■ Work to complete:
(A) Rewrite the stretch of the passage on Python float conversion from "Under the hood, the" through "the C implementation.", putting "buffer interface" in place of "buffer protocol".
(B) In the passage on Python float conversion, which macro is used to access the internal C buffer that holds the bytes of a bytes object?
(C) Extend the passage on Python float conversion, picking up after its final sentence.

■ Reading passage:
--------------------------------------------------
Under the hood, the implementation does this:

  • because the input is not a string, PyNumber_Float() is called on the object (for str objects the code jumps straight to PyFloat_FromString).
  • PyNumber_Float() checks for a __float__ method, but if that's not available, it calls PyFloat_FromString()
  • PyFloat_FromString() accepts not only str objects, but any object implementing the buffer protocol. The String name is a Python 2 holdover, the Python 3 str type is called Unicode in the C implementation.
  • bytes objects implement the buffer protocol, and the PyBytes_AS_STRING macro is used to access the internal C buffer holding the bytes.
  • A combination of two internal functions named _Py_string_to_number_with_underscores() and float_from_string_inner() is then used to parse ASCII bytes into a floating point value.
--------------------------------------------------
■ Material supplied:
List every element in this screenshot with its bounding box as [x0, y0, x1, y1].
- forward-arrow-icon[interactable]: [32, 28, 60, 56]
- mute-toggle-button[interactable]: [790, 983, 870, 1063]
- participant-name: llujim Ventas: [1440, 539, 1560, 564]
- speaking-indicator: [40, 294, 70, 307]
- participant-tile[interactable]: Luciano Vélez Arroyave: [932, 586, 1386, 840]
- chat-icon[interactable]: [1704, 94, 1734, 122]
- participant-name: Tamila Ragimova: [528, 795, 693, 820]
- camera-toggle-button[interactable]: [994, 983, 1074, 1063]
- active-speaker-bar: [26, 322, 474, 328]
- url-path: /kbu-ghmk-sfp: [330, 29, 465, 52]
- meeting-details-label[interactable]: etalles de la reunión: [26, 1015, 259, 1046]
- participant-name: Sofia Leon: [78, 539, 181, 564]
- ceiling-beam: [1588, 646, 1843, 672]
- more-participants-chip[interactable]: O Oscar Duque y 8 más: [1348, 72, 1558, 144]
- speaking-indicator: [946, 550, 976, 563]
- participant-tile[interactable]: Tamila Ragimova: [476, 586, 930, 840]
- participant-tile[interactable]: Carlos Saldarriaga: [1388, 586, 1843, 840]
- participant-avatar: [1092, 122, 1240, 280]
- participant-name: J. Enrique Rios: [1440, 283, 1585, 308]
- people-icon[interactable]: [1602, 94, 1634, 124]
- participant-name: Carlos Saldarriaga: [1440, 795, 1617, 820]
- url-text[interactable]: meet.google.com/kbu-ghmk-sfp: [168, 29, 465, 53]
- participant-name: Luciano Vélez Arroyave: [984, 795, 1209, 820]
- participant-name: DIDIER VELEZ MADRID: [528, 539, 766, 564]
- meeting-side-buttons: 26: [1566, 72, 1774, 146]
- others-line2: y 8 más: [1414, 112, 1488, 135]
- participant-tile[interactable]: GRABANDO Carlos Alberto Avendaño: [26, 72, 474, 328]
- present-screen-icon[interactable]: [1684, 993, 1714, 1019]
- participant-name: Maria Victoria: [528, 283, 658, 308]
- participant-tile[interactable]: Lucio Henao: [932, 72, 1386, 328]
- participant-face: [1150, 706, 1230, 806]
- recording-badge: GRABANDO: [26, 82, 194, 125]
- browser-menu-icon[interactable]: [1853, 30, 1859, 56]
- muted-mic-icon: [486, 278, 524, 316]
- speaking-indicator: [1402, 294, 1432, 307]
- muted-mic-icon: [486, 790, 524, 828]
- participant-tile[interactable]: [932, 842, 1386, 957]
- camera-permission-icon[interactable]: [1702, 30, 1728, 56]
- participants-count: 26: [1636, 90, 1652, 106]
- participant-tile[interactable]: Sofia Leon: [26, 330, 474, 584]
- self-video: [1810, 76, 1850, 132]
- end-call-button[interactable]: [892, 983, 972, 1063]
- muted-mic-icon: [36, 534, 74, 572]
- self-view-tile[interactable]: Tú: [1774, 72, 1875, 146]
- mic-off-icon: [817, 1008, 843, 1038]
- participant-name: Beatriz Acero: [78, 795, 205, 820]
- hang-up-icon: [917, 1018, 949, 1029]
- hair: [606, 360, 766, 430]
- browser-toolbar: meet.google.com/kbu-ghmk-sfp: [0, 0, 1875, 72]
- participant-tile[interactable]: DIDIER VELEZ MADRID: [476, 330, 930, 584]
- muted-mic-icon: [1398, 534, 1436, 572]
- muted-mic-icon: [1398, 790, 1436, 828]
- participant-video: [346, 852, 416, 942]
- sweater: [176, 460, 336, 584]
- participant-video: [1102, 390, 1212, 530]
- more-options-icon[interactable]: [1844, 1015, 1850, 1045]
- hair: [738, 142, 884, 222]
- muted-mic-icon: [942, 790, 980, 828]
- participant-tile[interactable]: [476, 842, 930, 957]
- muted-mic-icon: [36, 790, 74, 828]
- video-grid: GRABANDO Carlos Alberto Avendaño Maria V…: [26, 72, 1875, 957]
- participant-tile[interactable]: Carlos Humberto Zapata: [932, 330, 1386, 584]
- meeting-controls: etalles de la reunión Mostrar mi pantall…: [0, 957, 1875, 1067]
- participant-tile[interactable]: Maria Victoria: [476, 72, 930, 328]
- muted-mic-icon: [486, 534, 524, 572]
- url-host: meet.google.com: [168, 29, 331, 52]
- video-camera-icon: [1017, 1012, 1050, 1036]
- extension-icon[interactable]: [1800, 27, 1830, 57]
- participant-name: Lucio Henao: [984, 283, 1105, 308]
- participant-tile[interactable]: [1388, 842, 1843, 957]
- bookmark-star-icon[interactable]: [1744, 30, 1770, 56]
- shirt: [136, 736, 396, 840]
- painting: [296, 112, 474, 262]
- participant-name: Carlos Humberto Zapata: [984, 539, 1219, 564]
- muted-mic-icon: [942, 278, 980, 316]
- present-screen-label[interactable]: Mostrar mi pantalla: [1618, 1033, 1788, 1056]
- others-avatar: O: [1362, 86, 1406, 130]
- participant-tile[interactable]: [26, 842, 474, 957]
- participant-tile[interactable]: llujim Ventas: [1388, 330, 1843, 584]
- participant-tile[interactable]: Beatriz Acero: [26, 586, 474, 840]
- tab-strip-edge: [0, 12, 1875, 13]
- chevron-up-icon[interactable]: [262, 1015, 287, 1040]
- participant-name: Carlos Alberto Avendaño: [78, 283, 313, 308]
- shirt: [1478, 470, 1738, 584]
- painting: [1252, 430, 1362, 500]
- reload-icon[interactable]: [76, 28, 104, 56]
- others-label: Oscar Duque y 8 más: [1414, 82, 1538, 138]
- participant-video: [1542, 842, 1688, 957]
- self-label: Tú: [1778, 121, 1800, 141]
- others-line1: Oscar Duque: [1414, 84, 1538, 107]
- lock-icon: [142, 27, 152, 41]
--------------------------------------------------
■ In response:
(A)
Under the hood, the implementation does this:

  • because the input is not a string, PyNumber_Float() is called on the object (for str objects the code jumps straight to PyFloat_FromString).
  • PyNumber_Float() checks for a __float__ method, but if that's not available, it calls PyFloat_FromString()
  • PyFloat_FromString() accepts not only str objects, but any object implementing the buffer interface. The String name is a Python 2 holdover, the Python 3 str type is called Unicode in the C implementation.

(B) PyBytes_AS_STRING

(C)
For actual str strings, the CPython implementation actually converts any non-ASCII string into a sequence of ASCII bytes by only looking at ASCII codepoints in the input value, and converting any non-ASCII whitespace character to ascii 0x20 spaces, to then use the same _Py_string_to_number_with_underscores() / float_from_string_inner() combo.

I see this as a bug in the documentation and have filed issue with the Python project to have it updated.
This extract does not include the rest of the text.